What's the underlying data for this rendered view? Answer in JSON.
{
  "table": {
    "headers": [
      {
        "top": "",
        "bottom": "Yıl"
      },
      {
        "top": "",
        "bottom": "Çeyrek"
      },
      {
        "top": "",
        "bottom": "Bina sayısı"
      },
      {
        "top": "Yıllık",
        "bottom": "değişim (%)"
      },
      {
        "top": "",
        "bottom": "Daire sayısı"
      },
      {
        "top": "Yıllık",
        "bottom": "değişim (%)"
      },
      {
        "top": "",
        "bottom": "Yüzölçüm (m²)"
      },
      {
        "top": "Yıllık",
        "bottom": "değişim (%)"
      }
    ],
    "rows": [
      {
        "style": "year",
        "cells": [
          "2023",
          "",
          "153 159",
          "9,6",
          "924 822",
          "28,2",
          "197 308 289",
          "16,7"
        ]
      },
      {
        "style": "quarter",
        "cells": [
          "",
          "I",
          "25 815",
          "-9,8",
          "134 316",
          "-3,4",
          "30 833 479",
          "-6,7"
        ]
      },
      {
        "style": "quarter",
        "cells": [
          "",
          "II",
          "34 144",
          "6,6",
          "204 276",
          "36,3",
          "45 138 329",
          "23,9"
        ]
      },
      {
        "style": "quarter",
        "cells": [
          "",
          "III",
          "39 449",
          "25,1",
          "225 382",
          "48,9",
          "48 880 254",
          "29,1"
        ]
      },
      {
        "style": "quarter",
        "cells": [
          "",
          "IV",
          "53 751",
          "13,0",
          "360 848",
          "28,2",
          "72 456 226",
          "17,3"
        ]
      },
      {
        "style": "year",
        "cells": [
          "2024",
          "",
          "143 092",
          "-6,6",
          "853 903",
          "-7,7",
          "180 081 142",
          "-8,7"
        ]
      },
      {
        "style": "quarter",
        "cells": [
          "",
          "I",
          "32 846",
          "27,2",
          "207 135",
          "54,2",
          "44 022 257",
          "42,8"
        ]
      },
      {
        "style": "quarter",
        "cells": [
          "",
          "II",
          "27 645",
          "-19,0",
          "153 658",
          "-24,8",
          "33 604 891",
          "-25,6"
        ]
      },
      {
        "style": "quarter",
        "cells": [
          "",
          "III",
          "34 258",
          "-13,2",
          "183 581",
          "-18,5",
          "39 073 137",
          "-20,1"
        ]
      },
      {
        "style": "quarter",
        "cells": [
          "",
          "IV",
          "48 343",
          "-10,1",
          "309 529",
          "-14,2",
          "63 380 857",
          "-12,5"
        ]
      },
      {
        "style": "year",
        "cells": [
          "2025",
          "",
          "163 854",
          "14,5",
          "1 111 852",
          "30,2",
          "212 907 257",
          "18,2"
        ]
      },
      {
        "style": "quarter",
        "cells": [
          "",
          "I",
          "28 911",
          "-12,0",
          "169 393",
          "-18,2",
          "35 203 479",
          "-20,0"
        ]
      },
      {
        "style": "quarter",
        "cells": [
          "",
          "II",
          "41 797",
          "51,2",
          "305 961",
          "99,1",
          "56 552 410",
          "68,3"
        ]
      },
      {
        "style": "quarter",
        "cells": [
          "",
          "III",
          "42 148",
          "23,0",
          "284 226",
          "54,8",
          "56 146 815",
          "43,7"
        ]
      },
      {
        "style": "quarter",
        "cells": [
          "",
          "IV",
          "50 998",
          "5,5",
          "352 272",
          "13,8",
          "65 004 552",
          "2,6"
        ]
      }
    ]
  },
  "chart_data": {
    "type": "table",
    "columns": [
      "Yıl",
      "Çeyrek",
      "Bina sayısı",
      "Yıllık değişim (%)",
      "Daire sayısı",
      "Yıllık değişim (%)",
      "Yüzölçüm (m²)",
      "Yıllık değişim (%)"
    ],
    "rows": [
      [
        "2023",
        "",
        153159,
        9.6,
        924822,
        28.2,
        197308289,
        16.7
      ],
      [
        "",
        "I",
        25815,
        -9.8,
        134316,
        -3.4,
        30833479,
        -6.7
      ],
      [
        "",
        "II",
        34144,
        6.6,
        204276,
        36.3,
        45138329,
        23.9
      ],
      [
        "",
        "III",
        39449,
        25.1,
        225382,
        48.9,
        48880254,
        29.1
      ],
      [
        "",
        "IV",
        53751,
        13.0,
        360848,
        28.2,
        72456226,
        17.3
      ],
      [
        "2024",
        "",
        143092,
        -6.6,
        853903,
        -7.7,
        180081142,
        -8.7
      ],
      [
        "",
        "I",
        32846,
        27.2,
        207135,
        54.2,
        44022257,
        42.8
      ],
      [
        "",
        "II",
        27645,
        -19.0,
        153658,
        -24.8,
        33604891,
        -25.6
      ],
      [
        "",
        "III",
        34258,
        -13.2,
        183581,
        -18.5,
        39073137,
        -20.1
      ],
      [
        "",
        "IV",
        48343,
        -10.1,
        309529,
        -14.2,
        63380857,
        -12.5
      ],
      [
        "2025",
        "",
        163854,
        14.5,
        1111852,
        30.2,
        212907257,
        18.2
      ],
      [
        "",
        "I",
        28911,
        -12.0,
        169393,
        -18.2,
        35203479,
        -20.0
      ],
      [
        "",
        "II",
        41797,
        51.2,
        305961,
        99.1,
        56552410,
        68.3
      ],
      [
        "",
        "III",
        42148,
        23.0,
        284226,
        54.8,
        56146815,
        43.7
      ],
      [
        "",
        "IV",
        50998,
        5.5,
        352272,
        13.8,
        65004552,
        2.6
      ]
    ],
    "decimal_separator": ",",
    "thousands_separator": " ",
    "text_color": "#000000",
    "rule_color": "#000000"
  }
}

= = = =

Exactly reproduce every line found in the records.

What's the underlying data for this rendered view? Answer in JSON.
{
  "table": {
    "headers": [
      {
        "top": "",
        "bottom": "Yıl"
      },
      {
        "top": "",
        "bottom": "Çeyrek"
      },
      {
        "top": "",
        "bottom": "Bina sayısı"
      },
      {
        "top": "Yıllık",
        "bottom": "değişim (%)"
      },
      {
        "top": "",
        "bottom": "Daire sayısı"
      },
      {
        "top": "Yıllık",
        "bottom": "değişim (%)"
      },
      {
        "top": "",
        "bottom": "Yüzölçüm (m²)"
      },
      {
        "top": "Yıllık",
        "bottom": "değişim (%)"
      }
    ],
    "rows": [
      {
        "style": "year",
        "cells": [
          "2023",
          "",
          "153 159",
          "9,6",
          "924 822",
          "28,2",
          "197 308 289",
          "16,7"
        ]
      },
      {
        "style": "quarter",
        "cells": [
          "",
          "I",
          "25 815",
          "-9,8",
          "134 316",
          "-3,4",
          "30 833 479",
          "-6,7"
        ]
      },
      {
        "style": "quarter",
        "cells": [
          "",
          "II",
          "34 144",
          "6,6",
          "204 276",
          "36,3",
          "45 138 329",
          "23,9"
        ]
      },
      {
        "style": "quarter",
        "cells": [
          "",
          "III",
          "39 449",
          "25,1",
          "225 382",
          "48,9",
          "48 880 254",
          "29,1"
        ]
      },
      {
        "style": "quarter",
        "cells": [
          "",
          "IV",
          "53 751",
          "13,0",
          "360 848",
          "28,2",
          "72 456 226",
          "17,3"
        ]
      },
      {
        "style": "year",
        "cells": [
          "2024",
          "",
          "143 092",
          "-6,6",
          "853 903",
          "-7,7",
          "180 081 142",
          "-8,7"
        ]
      },
      {
        "style": "quarter",
        "cells": [
          "",
          "I",
          "32 846",
          "27,2",
          "207 135",
          "54,2",
          "44 022 257",
          "42,8"
        ]
      },
      {
        "style": "quarter",
        "cells": [
          "",
          "II",
          "27 645",
          "-19,0",
          "153 658",
          "-24,8",
          "33 604 891",
          "-25,6"
        ]
      },
      {
        "style": "quarter",
        "cells": [
          "",
          "III",
          "34 258",
          "-13,2",
          "183 581",
          "-18,5",
          "39 073 137",
          "-20,1"
        ]
      },
      {
        "style": "quarter",
        "cells": [
          "",
          "IV",
          "48 343",
          "-10,1",
          "309 529",
          "-14,2",
          "63 380 857",
          "-12,5"
        ]
      },
      {
        "style": "year",
        "cells": [
          "2025",
          "",
          "163 854",
          "14,5",
          "1 111 852",
          "30,2",
          "212 907 257",
          "18,2"
        ]
      },
      {
        "style": "quarter",
        "cells": [
          "",
          "I",
          "28 911",
          "-12,0",
          "169 393",
          "-18,2",
          "35 203 479",
          "-20,0"
        ]
      },
      {
        "style": "quarter",
        "cells": [
          "",
          "II",
          "41 797",
          "51,2",
          "305 961",
          "99,1",
          "56 552 410",
          "68,3"
        ]
      },
      {
        "style": "quarter",
        "cells": [
          "",
          "III",
          "42 148",
          "23,0",
          "284 226",
          "54,8",
          "56 146 815",
          "43,7"
        ]
      },
      {
        "style": "quarter",
        "cells": [
          "",
          "IV",
          "50 998",
          "5,5",
          "352 272",
          "13,8",
          "65 004 552",
          "2,6"
        ]
      }
    ]
  },
  "chart_data": {
    "type": "table",
    "columns": [
      "Yıl",
      "Çeyrek",
      "Bina sayısı",
      "Yıllık değişim (%)",
      "Daire sayısı",
      "Yıllık değişim (%)",
      "Yüzölçüm (m²)",
      "Yıllık değişim (%)"
    ],
    "rows": [
      [
        "2023",
        "",
        153159,
        9.6,
        924822,
        28.2,
        197308289,
        16.7
      ],
      [
        "",
        "I",
        25815,
        -9.8,
        134316,
        -3.4,
        30833479,
        -6.7
      ],
      [
        "",
        "II",
        34144,
        6.6,
        204276,
        36.3,
        45138329,
        23.9
      ],
      [
        "",
        "III",
        39449,
        25.1,
        225382,
        48.9,
        48880254,
        29.1
      ],
      [
        "",
        "IV",
        53751,
        13.0,
        360848,
        28.2,
        72456226,
        17.3
      ],
      [
        "2024",
        "",
        143092,
        -6.6,
        853903,
        -7.7,
        180081142,
        -8.7
      ],
      [
        "",
        "I",
        32846,
        27.2,
        207135,
        54.2,
        44022257,
        42.8
      ],
      [
        "",
        "II",
        27645,
        -19.0,
        153658,
        -24.8,
        33604891,
        -25.6
      ],
      [
        "",
        "III",
        34258,
        -13.2,
        183581,
        -18.5,
        39073137,
        -20.1
      ],
      [
        "",
        "IV",
        48343,
        -10.1,
        309529,
        -14.2,
        63380857,
        -12.5
      ],
      [
        "2025",
        "",
        163854,
        14.5,
        1111852,
        30.2,
        212907257,
        18.2
      ],
      [
        "",
        "I",
        28911,
        -12.0,
        169393,
        -18.2,
        35203479,
        -20.0
      ],
      [
        "",
        "II",
        41797,
        51.2,
        305961,
        99.1,
        56552410,
        68.3
      ],
      [
        "",
        "III",
        42148,
        23.0,
        284226,
        54.8,
        56146815,
        43.7
      ],
      [
        "",
        "IV",
        50998,
        5.5,
        352272,
        13.8,
        65004552,
        2.6
      ]
    ],
    "decimal_separator": ",",
    "thousands_separator": " ",
    "text_color": "#000000",
    "rule_color": "#000000"
  }
}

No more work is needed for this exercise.